Stored rows.
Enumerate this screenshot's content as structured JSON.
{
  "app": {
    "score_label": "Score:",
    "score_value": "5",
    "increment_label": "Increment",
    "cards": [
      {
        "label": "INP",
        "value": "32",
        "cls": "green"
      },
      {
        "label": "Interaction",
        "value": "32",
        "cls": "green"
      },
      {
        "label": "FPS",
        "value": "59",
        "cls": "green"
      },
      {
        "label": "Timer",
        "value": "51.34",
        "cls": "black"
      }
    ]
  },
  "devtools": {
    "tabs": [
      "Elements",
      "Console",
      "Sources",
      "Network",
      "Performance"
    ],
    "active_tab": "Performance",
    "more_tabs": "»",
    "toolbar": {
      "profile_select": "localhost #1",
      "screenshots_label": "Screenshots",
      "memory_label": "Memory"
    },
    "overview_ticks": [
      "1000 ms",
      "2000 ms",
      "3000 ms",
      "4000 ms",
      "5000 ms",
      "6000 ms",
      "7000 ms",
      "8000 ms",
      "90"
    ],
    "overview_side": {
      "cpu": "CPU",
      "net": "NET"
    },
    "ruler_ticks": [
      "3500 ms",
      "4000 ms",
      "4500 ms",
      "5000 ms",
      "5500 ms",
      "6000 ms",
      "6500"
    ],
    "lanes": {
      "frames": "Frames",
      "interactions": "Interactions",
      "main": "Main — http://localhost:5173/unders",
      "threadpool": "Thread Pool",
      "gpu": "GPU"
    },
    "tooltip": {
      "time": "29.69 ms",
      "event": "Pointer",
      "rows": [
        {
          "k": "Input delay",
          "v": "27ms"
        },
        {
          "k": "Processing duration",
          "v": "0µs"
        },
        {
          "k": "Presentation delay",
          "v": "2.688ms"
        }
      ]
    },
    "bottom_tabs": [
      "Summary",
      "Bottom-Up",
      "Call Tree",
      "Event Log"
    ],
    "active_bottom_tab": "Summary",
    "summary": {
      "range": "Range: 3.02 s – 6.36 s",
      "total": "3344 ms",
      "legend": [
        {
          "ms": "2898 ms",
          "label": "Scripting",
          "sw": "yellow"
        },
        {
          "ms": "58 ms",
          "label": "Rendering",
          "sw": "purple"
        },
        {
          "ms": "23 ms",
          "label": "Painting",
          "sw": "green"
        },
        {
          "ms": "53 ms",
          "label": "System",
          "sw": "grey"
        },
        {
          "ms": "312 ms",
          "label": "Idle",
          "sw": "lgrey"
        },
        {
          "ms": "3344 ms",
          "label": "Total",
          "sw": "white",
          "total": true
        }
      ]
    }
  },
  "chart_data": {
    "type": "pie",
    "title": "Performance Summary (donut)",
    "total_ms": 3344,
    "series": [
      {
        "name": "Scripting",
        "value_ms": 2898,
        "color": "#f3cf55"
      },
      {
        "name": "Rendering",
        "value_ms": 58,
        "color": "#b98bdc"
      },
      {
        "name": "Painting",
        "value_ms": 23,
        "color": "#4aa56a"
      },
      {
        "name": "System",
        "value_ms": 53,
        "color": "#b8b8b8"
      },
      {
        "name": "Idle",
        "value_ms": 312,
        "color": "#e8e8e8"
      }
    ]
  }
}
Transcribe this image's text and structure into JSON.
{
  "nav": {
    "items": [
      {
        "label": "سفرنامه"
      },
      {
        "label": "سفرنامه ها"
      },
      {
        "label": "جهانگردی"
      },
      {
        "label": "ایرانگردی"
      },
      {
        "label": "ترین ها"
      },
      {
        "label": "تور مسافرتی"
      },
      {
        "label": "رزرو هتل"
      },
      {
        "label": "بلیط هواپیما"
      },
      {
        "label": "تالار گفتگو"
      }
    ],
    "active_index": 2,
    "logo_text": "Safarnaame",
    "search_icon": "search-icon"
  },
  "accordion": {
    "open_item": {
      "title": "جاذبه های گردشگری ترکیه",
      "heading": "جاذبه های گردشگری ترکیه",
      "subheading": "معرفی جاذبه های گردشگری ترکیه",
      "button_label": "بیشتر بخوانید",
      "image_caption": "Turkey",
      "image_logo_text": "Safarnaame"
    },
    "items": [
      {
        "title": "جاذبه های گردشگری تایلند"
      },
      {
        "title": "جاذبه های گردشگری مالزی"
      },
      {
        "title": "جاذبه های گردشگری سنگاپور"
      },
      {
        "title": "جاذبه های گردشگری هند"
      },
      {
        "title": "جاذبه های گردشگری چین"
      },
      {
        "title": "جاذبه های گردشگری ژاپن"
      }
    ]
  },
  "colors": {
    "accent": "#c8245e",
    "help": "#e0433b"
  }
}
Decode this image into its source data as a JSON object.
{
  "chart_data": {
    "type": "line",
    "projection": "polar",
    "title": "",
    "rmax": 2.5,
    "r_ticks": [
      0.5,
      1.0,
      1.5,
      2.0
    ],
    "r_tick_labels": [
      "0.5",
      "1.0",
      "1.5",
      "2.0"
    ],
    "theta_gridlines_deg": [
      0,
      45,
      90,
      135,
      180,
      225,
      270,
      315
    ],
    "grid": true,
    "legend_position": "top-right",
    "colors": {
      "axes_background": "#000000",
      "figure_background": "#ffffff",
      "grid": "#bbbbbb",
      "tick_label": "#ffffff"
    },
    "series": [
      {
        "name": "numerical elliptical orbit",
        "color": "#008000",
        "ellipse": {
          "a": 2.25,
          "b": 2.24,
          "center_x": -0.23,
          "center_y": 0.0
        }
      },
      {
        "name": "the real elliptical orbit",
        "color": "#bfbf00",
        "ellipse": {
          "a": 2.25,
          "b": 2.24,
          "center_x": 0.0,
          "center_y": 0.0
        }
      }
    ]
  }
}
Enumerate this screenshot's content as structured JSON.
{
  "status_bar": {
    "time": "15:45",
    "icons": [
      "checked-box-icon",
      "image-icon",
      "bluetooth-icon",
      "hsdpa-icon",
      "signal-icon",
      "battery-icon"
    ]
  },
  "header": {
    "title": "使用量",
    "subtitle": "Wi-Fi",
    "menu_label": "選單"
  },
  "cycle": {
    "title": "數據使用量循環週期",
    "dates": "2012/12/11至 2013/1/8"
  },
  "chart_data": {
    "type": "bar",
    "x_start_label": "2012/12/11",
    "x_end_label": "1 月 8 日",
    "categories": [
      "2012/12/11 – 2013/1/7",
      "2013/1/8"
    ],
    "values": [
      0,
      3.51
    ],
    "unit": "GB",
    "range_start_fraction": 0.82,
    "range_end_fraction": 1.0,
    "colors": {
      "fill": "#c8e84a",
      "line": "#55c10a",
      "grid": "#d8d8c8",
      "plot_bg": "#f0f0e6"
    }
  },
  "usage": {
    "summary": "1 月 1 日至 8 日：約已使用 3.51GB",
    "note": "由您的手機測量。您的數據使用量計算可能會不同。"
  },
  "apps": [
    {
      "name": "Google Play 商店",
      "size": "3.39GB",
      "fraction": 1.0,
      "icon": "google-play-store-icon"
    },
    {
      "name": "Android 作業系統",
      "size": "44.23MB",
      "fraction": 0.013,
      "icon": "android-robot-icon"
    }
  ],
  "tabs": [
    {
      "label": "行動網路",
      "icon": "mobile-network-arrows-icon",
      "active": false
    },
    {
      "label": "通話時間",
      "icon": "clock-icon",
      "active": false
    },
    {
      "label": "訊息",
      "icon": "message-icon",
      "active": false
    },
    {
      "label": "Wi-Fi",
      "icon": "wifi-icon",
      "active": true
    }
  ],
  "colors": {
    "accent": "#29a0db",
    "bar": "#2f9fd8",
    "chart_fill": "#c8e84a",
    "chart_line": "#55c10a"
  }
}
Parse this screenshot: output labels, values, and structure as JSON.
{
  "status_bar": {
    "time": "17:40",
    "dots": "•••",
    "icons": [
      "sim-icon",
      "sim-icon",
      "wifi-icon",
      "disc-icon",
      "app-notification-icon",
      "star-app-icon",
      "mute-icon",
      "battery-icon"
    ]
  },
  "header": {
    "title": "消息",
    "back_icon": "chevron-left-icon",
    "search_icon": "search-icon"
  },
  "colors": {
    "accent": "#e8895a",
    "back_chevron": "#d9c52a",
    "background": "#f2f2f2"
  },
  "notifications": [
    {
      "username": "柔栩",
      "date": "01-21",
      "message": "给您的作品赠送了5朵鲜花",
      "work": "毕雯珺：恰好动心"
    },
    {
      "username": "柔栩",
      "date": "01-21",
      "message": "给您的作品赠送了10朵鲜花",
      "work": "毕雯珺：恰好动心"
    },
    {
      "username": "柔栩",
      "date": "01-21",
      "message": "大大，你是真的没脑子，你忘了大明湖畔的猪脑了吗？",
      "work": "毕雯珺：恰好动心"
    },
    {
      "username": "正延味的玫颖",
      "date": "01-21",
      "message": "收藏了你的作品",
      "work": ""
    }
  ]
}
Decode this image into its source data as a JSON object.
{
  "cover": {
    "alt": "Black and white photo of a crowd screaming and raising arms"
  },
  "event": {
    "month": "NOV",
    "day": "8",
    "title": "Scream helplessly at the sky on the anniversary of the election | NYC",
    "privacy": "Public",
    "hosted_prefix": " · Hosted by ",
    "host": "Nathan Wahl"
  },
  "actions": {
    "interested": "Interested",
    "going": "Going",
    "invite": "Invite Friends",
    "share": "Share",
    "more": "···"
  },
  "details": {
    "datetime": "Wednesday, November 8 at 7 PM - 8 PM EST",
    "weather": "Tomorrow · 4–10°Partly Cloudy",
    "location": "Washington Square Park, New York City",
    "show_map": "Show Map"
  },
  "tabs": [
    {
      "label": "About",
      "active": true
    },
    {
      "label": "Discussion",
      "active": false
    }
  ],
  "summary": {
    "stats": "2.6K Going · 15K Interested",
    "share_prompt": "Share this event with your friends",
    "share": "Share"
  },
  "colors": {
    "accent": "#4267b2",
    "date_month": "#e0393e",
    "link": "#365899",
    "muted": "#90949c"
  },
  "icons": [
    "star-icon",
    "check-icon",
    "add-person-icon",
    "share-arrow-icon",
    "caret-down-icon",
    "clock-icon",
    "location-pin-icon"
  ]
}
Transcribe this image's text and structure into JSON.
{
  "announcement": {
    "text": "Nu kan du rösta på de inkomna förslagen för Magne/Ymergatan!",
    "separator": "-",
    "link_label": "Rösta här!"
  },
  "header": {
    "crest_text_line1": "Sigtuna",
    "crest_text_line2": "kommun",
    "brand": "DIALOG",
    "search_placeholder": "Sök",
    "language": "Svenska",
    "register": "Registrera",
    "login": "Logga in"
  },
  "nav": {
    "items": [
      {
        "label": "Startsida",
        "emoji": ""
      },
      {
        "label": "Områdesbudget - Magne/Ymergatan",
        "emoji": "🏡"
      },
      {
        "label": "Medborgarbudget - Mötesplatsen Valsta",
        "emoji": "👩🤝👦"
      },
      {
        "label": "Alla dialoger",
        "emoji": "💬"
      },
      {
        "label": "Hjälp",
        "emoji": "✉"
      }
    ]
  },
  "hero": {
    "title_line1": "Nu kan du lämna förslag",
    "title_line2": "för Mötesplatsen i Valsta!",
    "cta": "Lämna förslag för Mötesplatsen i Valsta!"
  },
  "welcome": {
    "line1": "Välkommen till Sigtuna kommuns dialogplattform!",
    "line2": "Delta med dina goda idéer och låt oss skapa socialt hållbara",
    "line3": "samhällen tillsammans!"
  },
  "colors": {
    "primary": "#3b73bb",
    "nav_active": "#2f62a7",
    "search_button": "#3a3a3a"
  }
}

Task to complete. Spot every line that holds "elliptical" and copy it.

Task response.
        "name": "numerical elliptical orbit",
        "name": "the real elliptical orbit",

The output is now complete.